>> Begin

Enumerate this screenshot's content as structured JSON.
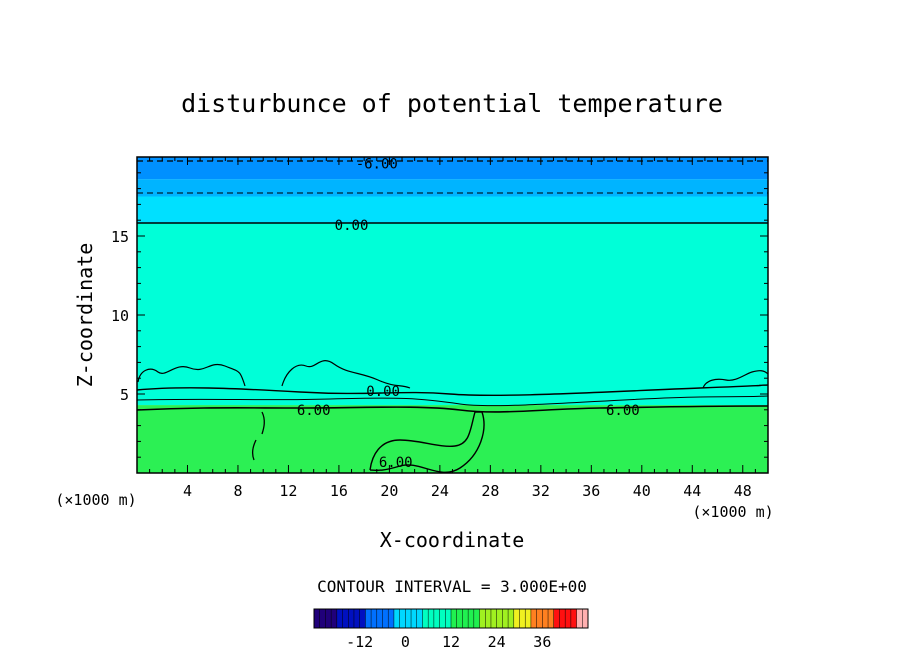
{
  "chart_data": {
    "type": "heatmap",
    "title": "disturbunce of potential temperature",
    "xlabel": "X-coordinate",
    "ylabel": "Z-coordinate",
    "x_unit": "(×1000 m)",
    "xlim": [
      0,
      50
    ],
    "ylim": [
      0,
      20
    ],
    "x_ticks": [
      4,
      8,
      12,
      16,
      20,
      24,
      28,
      32,
      36,
      40,
      44,
      48
    ],
    "y_ticks": [
      5,
      10,
      15
    ],
    "bands": [
      {
        "z_from": 0,
        "z_to": 4.3,
        "color": "#2cf054"
      },
      {
        "z_from": 4.3,
        "z_to": 15.8,
        "color": "#00ffd8"
      },
      {
        "z_from": 15.8,
        "z_to": 17.5,
        "color": "#00e0ff"
      },
      {
        "z_from": 17.5,
        "z_to": 18.6,
        "color": "#00b4ff"
      },
      {
        "z_from": 18.6,
        "z_to": 20,
        "color": "#0090ff"
      }
    ],
    "contour_labels": [
      {
        "text": "-6.00",
        "x": 19,
        "z": 19.6
      },
      {
        "text": "0.00",
        "x": 17,
        "z": 15.7
      },
      {
        "text": "0.00",
        "x": 19.5,
        "z": 5.2
      },
      {
        "text": "6.00",
        "x": 14,
        "z": 4.0
      },
      {
        "text": "6.00",
        "x": 38.5,
        "z": 4.0
      },
      {
        "text": "6.00",
        "x": 20.5,
        "z": 0.7
      }
    ],
    "contour_interval_label": "CONTOUR INTERVAL = 3.000E+00",
    "colorbar": {
      "range": [
        -24,
        48
      ],
      "ticks": [
        -12,
        0,
        12,
        24,
        36
      ]
    }
  }
}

>> End

## STATED EXERCISE
Omit the images and transcribe all of the records above word for word.

## TASK OUTPUT
Enumerate this screenshot's content as structured JSON.
{
  "chart_data": {
    "type": "heatmap",
    "title": "disturbunce of potential temperature",
    "xlabel": "X-coordinate",
    "ylabel": "Z-coordinate",
    "x_unit": "(×1000 m)",
    "xlim": [
      0,
      50
    ],
    "ylim": [
      0,
      20
    ],
    "x_ticks": [
      4,
      8,
      12,
      16,
      20,
      24,
      28,
      32,
      36,
      40,
      44,
      48
    ],
    "y_ticks": [
      5,
      10,
      15
    ],
    "bands": [
      {
        "z_from": 0,
        "z_to": 4.3,
        "color": "#2cf054"
      },
      {
        "z_from": 4.3,
        "z_to": 15.8,
        "color": "#00ffd8"
      },
      {
        "z_from": 15.8,
        "z_to": 17.5,
        "color": "#00e0ff"
      },
      {
        "z_from": 17.5,
        "z_to": 18.6,
        "color": "#00b4ff"
      },
      {
        "z_from": 18.6,
        "z_to": 20,
        "color": "#0090ff"
      }
    ],
    "contour_labels": [
      {
        "text": "-6.00",
        "x": 19,
        "z": 19.6
      },
      {
        "text": "0.00",
        "x": 17,
        "z": 15.7
      },
      {
        "text": "0.00",
        "x": 19.5,
        "z": 5.2
      },
      {
        "text": "6.00",
        "x": 14,
        "z": 4.0
      },
      {
        "text": "6.00",
        "x": 38.5,
        "z": 4.0
      },
      {
        "text": "6.00",
        "x": 20.5,
        "z": 0.7
      }
    ],
    "contour_interval_label": "CONTOUR INTERVAL = 3.000E+00",
    "colorbar": {
      "range": [
        -24,
        48
      ],
      "ticks": [
        -12,
        0,
        12,
        24,
        36
      ]
    }
  }
}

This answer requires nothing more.